━━ Exercise inputs ━━

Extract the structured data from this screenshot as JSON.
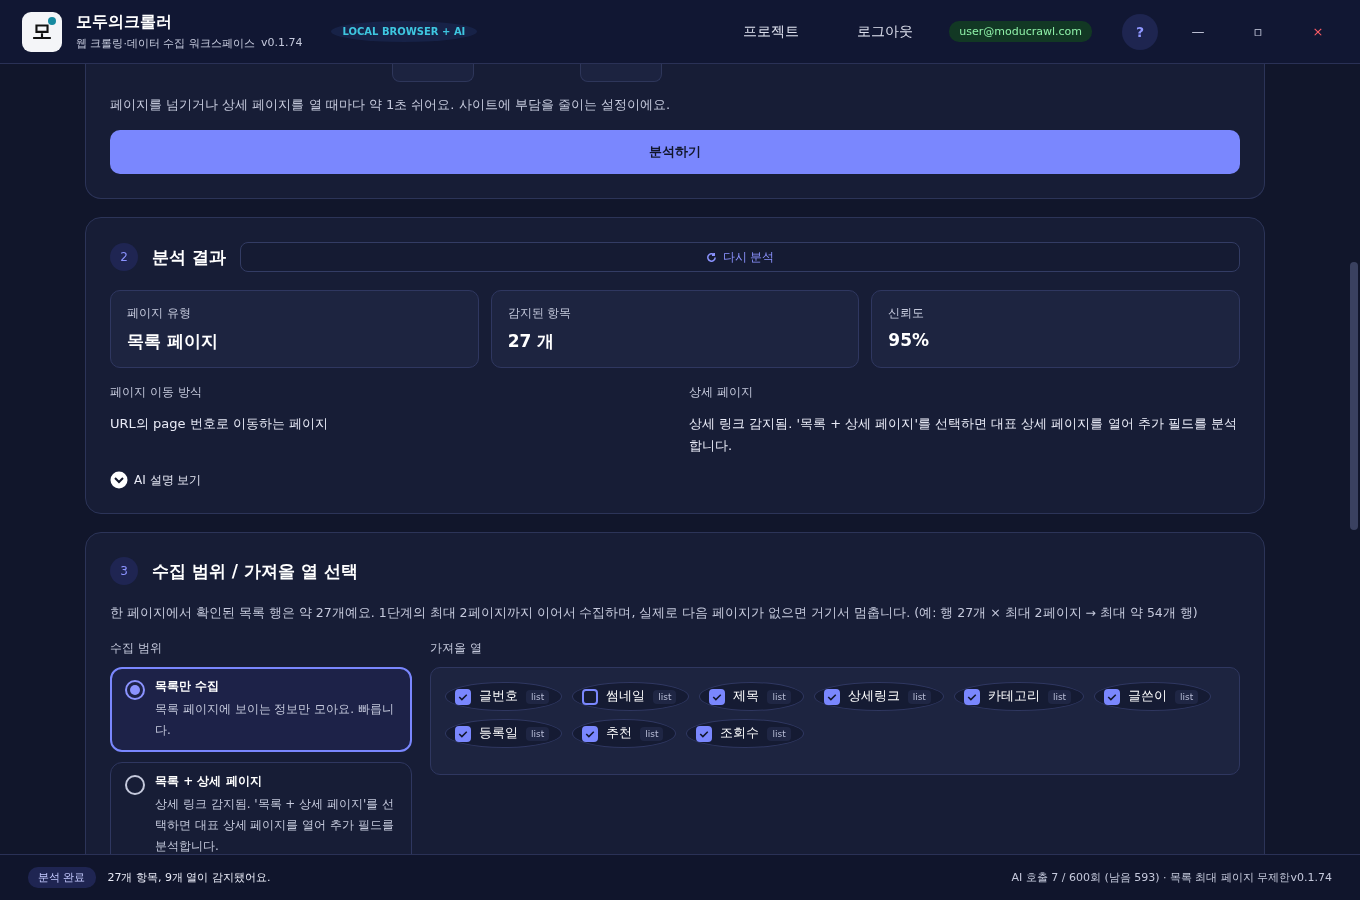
{
  "header": {
    "app_name": "모두의크롤러",
    "logo_letter": "모",
    "subtitle": "웹 크롤링·데이터 수집 워크스페이스",
    "version": "v0.1.74",
    "mode_badge": "LOCAL BROWSER + AI",
    "nav": [
      "프로젝트",
      "로그아웃"
    ],
    "user_email": "user@moducrawl.com",
    "help": "?",
    "window_controls": [
      {
        "kind": "minimize",
        "label": "—"
      },
      {
        "kind": "maximize",
        "label": "▫"
      },
      {
        "kind": "close",
        "label": "×"
      }
    ]
  },
  "step1": {
    "note": "페이지를 넘기거나 상세 페이지를 열 때마다 약 1초 쉬어요. 사이트에 부담을 줄이는 설정이에요.",
    "button": "분석하기"
  },
  "step2": {
    "number": "2",
    "title": "분석 결과",
    "reanalyze": "다시 분석",
    "metrics": [
      {
        "label": "페이지 유형",
        "value": "목록 페이지"
      },
      {
        "label": "감지된 항목",
        "value": "27 개"
      },
      {
        "label": "신뢰도",
        "value": "95%"
      }
    ],
    "details": [
      {
        "label": "페이지 이동 방식",
        "text": "URL의 page 번호로 이동하는 페이지"
      },
      {
        "label": "상세 페이지",
        "text": "상세 링크 감지됨. '목록 + 상세 페이지'를 선택하면 대표 상세 페이지를 열어 추가 필드를 분석합니다."
      }
    ],
    "ai_toggle": {
      "label": "AI 설명 보기",
      "expanded": false
    }
  },
  "step3": {
    "number": "3",
    "title": "수집 범위 / 가져올 열 선택",
    "description": "한 페이지에서 확인된 목록 행은 약 27개예요. 1단계의 최대 2페이지까지 이어서 수집하며, 실제로 다음 페이지가 없으면 거기서 멈춥니다. (예: 행 27개 × 최대 2페이지 → 최대 약 54개 행)",
    "scope_label": "수집 범위",
    "scopes": [
      {
        "title": "목록만 수집",
        "description": "목록 페이지에 보이는 정보만 모아요. 빠릅니다.",
        "selected": true
      },
      {
        "title": "목록 + 상세 페이지",
        "description": "상세 링크 감지됨. '목록 + 상세 페이지'를 선택하면 대표 상세 페이지를 열어 추가 필드를 분석합니다.",
        "selected": false
      }
    ],
    "columns_label": "가져올 열",
    "columns": [
      {
        "label": "글번호",
        "tag": "list",
        "checked": true
      },
      {
        "label": "썸네일",
        "tag": "list",
        "checked": false
      },
      {
        "label": "제목",
        "tag": "list",
        "checked": true
      },
      {
        "label": "상세링크",
        "tag": "list",
        "checked": true
      },
      {
        "label": "카테고리",
        "tag": "list",
        "checked": true
      },
      {
        "label": "글쓴이",
        "tag": "list",
        "checked": true
      },
      {
        "label": "등록일",
        "tag": "list",
        "checked": true
      },
      {
        "label": "추천",
        "tag": "list",
        "checked": true
      },
      {
        "label": "조회수",
        "tag": "list",
        "checked": true
      }
    ]
  },
  "status_bar": {
    "badge": "분석 완료",
    "message": "27개 항목, 9개 열이 감지됐어요.",
    "usage": "AI 호출 7 / 600회 (남음 593) · 목록 최대 페이지 무제한v0.1.74"
  }
}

━━━

Task instructions:
Nothing but the pictures may be dropped; output the records above exactly.

Task answer:
Extract the structured data from this screenshot as JSON.
{
  "header": {
    "app_name": "모두의크롤러",
    "logo_letter": "모",
    "subtitle": "웹 크롤링·데이터 수집 워크스페이스",
    "version": "v0.1.74",
    "mode_badge": "LOCAL BROWSER + AI",
    "nav": [
      "프로젝트",
      "로그아웃"
    ],
    "user_email": "user@moducrawl.com",
    "help": "?",
    "window_controls": [
      {
        "kind": "minimize",
        "label": "—"
      },
      {
        "kind": "maximize",
        "label": "▫"
      },
      {
        "kind": "close",
        "label": "×"
      }
    ]
  },
  "step1": {
    "note": "페이지를 넘기거나 상세 페이지를 열 때마다 약 1초 쉬어요. 사이트에 부담을 줄이는 설정이에요.",
    "button": "분석하기"
  },
  "step2": {
    "number": "2",
    "title": "분석 결과",
    "reanalyze": "다시 분석",
    "metrics": [
      {
        "label": "페이지 유형",
        "value": "목록 페이지"
      },
      {
        "label": "감지된 항목",
        "value": "27 개"
      },
      {
        "label": "신뢰도",
        "value": "95%"
      }
    ],
    "details": [
      {
        "label": "페이지 이동 방식",
        "text": "URL의 page 번호로 이동하는 페이지"
      },
      {
        "label": "상세 페이지",
        "text": "상세 링크 감지됨. '목록 + 상세 페이지'를 선택하면 대표 상세 페이지를 열어 추가 필드를 분석합니다."
      }
    ],
    "ai_toggle": {
      "label": "AI 설명 보기",
      "expanded": false
    }
  },
  "step3": {
    "number": "3",
    "title": "수집 범위 / 가져올 열 선택",
    "description": "한 페이지에서 확인된 목록 행은 약 27개예요. 1단계의 최대 2페이지까지 이어서 수집하며, 실제로 다음 페이지가 없으면 거기서 멈춥니다. (예: 행 27개 × 최대 2페이지 → 최대 약 54개 행)",
    "scope_label": "수집 범위",
    "scopes": [
      {
        "title": "목록만 수집",
        "description": "목록 페이지에 보이는 정보만 모아요. 빠릅니다.",
        "selected": true
      },
      {
        "title": "목록 + 상세 페이지",
        "description": "상세 링크 감지됨. '목록 + 상세 페이지'를 선택하면 대표 상세 페이지를 열어 추가 필드를 분석합니다.",
        "selected": false
      }
    ],
    "columns_label": "가져올 열",
    "columns": [
      {
        "label": "글번호",
        "tag": "list",
        "checked": true
      },
      {
        "label": "썸네일",
        "tag": "list",
        "checked": false
      },
      {
        "label": "제목",
        "tag": "list",
        "checked": true
      },
      {
        "label": "상세링크",
        "tag": "list",
        "checked": true
      },
      {
        "label": "카테고리",
        "tag": "list",
        "checked": true
      },
      {
        "label": "글쓴이",
        "tag": "list",
        "checked": true
      },
      {
        "label": "등록일",
        "tag": "list",
        "checked": true
      },
      {
        "label": "추천",
        "tag": "list",
        "checked": true
      },
      {
        "label": "조회수",
        "tag": "list",
        "checked": true
      }
    ]
  },
  "status_bar": {
    "badge": "분석 완료",
    "message": "27개 항목, 9개 열이 감지됐어요.",
    "usage": "AI 호출 7 / 600회 (남음 593) · 목록 최대 페이지 무제한v0.1.74"
  }
}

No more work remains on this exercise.